WHAT IS BEING ASKED — Copy every line from the records that holds the word "name".

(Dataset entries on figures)
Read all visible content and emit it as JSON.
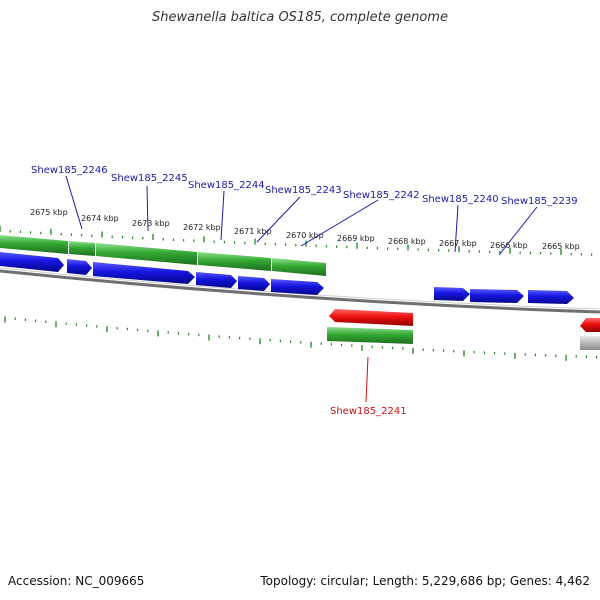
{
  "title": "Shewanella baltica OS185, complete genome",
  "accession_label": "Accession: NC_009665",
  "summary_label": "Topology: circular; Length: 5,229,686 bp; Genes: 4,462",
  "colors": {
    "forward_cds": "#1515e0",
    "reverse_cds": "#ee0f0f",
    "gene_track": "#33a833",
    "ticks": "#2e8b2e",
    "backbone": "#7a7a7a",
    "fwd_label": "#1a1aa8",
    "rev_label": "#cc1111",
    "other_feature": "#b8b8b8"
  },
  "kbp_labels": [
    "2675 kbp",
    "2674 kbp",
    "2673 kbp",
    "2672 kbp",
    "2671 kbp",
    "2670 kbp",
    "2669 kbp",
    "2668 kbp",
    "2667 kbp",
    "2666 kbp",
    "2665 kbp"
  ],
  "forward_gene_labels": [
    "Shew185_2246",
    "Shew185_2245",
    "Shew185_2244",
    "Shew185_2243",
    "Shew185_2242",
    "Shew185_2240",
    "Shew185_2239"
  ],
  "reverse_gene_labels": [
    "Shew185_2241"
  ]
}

* * *

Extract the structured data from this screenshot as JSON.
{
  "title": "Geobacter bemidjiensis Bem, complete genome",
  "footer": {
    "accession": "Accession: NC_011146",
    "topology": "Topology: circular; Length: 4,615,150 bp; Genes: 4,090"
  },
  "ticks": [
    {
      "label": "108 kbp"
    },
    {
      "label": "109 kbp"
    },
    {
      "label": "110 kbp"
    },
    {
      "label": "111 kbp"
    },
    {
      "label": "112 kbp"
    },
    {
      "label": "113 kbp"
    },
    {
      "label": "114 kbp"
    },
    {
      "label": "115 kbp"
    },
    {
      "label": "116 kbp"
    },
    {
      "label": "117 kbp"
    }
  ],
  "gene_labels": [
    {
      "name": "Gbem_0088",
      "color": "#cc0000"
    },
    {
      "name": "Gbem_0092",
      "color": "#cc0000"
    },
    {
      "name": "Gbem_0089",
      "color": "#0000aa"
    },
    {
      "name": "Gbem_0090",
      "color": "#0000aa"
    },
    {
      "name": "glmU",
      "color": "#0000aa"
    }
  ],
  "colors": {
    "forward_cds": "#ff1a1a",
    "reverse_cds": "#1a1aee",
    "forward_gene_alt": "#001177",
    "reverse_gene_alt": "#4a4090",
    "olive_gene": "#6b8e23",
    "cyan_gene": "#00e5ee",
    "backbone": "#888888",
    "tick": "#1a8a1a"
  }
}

ANSWER BELOW —
      "name": "Gbem_0088",
      "name": "Gbem_0092",
      "name": "Gbem_0089",
      "name": "Gbem_0090",
      "name": "glmU",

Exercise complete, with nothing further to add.